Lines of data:
====================

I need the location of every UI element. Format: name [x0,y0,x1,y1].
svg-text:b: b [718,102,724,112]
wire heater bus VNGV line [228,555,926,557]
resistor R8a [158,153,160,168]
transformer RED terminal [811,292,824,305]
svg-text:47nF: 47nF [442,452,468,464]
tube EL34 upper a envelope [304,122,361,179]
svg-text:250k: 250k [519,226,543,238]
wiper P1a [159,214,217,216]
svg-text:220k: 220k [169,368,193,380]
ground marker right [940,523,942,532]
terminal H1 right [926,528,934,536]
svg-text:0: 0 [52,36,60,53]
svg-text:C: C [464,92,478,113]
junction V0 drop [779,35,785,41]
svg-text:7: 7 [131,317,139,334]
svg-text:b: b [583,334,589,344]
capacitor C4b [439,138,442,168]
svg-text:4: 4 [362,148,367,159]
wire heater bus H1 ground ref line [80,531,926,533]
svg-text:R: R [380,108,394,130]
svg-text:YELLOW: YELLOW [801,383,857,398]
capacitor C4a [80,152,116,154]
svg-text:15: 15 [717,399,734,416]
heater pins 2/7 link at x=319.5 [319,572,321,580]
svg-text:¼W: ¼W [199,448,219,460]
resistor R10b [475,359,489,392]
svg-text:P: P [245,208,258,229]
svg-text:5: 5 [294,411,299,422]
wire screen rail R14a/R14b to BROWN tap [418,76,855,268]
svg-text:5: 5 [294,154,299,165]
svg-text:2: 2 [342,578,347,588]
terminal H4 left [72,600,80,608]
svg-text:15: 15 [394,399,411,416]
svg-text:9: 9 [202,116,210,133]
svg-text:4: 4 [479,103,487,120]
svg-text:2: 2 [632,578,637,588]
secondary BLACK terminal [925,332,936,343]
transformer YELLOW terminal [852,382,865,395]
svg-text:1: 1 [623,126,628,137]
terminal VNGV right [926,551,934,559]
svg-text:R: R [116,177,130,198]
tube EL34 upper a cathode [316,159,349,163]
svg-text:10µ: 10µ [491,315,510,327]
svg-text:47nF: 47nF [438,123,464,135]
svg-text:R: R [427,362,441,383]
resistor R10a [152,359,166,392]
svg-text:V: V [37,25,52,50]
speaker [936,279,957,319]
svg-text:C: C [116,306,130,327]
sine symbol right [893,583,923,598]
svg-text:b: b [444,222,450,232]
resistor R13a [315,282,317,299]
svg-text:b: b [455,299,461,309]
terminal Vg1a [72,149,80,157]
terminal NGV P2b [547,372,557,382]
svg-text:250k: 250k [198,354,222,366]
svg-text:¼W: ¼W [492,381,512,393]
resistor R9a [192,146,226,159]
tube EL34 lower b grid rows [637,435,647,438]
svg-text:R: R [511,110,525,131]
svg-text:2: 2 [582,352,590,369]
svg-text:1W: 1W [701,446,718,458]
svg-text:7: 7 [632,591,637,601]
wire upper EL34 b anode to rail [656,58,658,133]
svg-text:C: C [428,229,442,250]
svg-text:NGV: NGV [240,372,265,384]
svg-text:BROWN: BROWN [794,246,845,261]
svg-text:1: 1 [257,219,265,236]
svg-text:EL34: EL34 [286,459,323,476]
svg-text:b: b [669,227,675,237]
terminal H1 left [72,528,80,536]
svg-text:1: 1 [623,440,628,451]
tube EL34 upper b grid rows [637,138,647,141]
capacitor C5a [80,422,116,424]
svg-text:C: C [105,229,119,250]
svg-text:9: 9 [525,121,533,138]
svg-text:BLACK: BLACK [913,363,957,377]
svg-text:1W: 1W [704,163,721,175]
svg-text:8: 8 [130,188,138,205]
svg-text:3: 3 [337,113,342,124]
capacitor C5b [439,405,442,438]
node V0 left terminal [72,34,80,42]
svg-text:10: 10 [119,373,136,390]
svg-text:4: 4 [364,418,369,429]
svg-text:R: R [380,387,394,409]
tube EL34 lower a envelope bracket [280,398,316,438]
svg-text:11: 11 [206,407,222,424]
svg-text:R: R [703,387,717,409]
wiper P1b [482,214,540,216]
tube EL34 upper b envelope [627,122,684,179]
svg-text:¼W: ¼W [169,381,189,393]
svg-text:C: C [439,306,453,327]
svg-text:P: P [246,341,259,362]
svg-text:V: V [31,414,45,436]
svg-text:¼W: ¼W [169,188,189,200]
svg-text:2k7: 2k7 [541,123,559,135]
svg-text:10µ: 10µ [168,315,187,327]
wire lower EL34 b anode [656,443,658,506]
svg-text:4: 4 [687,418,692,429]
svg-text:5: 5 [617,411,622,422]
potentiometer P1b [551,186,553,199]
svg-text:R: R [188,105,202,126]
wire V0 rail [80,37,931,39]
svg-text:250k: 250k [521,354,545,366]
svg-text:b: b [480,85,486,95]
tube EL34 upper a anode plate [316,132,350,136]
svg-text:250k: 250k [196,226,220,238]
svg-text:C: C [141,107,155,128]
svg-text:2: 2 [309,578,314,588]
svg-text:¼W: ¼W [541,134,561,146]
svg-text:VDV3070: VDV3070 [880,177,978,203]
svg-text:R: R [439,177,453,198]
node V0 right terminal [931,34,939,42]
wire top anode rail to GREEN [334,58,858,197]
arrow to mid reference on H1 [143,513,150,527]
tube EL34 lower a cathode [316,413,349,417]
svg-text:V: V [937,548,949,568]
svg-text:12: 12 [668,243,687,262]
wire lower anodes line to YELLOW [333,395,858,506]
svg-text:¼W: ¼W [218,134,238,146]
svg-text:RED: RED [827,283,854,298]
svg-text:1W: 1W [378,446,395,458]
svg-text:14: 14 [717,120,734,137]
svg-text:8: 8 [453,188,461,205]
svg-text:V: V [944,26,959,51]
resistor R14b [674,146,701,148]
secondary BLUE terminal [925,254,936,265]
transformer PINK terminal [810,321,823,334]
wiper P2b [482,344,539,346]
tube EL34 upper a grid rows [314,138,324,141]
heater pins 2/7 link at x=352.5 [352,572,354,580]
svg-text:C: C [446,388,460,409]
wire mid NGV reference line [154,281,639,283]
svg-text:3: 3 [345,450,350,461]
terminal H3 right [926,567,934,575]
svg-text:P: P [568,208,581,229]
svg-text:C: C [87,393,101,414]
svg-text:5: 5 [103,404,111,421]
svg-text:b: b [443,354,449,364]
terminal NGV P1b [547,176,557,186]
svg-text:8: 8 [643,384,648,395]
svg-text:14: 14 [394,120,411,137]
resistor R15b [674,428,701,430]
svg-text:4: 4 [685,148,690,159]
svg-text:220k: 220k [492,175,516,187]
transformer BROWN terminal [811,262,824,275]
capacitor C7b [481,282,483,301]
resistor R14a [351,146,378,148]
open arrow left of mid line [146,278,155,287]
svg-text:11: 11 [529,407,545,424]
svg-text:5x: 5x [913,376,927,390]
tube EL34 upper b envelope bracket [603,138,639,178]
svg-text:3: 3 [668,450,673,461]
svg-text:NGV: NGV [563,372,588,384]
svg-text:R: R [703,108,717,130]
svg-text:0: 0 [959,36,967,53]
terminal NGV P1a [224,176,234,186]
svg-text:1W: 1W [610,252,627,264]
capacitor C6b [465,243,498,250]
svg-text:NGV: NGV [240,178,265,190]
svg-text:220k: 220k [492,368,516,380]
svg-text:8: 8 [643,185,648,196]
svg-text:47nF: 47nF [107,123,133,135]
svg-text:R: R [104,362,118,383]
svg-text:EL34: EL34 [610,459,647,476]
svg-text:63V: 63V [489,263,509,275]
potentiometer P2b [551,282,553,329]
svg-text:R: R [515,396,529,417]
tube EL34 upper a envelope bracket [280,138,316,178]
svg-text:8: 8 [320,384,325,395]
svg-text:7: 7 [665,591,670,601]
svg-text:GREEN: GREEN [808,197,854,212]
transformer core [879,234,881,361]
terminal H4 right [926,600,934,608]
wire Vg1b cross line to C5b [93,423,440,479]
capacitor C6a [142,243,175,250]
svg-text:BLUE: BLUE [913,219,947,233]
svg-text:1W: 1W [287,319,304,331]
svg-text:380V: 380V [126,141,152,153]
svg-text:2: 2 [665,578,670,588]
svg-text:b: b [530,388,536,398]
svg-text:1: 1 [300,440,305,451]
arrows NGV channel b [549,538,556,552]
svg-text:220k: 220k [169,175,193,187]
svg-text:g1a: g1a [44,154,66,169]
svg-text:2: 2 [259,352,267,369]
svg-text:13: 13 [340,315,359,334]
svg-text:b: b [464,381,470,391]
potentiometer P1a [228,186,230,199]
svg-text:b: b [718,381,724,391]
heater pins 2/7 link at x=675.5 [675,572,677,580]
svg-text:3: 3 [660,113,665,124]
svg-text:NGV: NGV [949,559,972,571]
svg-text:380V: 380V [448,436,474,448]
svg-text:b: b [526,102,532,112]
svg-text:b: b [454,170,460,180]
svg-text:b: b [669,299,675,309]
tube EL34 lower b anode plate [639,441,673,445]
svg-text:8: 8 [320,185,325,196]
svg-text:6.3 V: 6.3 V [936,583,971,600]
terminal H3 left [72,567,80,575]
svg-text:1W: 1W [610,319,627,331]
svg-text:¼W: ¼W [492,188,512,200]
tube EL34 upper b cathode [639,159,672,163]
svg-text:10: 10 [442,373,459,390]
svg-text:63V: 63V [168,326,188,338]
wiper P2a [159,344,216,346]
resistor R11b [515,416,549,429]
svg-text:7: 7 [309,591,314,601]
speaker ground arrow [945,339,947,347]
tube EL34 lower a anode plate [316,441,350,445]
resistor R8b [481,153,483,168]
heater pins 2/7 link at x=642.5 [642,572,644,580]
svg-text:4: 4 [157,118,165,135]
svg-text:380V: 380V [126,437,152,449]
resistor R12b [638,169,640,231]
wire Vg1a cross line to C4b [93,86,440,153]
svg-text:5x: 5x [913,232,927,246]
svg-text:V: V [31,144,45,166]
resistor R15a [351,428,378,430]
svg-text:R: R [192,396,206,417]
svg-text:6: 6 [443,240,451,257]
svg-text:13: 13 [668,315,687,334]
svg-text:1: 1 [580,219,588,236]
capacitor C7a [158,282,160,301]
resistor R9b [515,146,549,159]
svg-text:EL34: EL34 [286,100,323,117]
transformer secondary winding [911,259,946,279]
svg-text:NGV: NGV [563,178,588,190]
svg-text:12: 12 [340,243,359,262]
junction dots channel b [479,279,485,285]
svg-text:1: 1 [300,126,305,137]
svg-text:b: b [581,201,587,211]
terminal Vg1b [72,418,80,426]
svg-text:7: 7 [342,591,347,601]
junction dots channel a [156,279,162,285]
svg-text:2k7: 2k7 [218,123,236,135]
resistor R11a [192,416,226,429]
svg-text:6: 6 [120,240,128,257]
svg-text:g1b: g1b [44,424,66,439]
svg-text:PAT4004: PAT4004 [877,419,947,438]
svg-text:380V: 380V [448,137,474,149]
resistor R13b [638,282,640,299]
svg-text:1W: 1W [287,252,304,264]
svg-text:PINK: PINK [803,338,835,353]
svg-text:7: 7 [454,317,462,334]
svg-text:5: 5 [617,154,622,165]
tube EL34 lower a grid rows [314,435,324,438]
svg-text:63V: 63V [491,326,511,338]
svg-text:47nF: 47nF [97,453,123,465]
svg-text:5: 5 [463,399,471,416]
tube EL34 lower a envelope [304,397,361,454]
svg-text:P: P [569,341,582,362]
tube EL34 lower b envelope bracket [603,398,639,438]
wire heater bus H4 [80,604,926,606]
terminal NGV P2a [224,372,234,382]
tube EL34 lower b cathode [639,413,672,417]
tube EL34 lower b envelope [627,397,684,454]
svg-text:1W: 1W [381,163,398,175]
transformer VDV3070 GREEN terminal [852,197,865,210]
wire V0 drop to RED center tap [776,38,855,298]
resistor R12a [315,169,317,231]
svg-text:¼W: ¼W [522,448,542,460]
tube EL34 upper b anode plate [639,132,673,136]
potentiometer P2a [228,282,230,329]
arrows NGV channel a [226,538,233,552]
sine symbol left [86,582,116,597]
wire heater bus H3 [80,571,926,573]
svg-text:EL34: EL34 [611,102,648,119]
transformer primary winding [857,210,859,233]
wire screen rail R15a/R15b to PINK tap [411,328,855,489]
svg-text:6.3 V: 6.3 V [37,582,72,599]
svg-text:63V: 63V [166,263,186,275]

====================

Copy out word for word the part of the rows that opens with the first line and closes with the line containing "svg-text:0: 0 [52,36,60,53]", including both of those lines.

Complete answer:
I need the location of every UI element. Format: name [x0,y0,x1,y1].
svg-text:b: b [718,102,724,112]
wire heater bus VNGV line [228,555,926,557]
resistor R8a [158,153,160,168]
transformer RED terminal [811,292,824,305]
svg-text:47nF: 47nF [442,452,468,464]
tube EL34 upper a envelope [304,122,361,179]
svg-text:250k: 250k [519,226,543,238]
wiper P1a [159,214,217,216]
svg-text:220k: 220k [169,368,193,380]
ground marker right [940,523,942,532]
terminal H1 right [926,528,934,536]
svg-text:0: 0 [52,36,60,53]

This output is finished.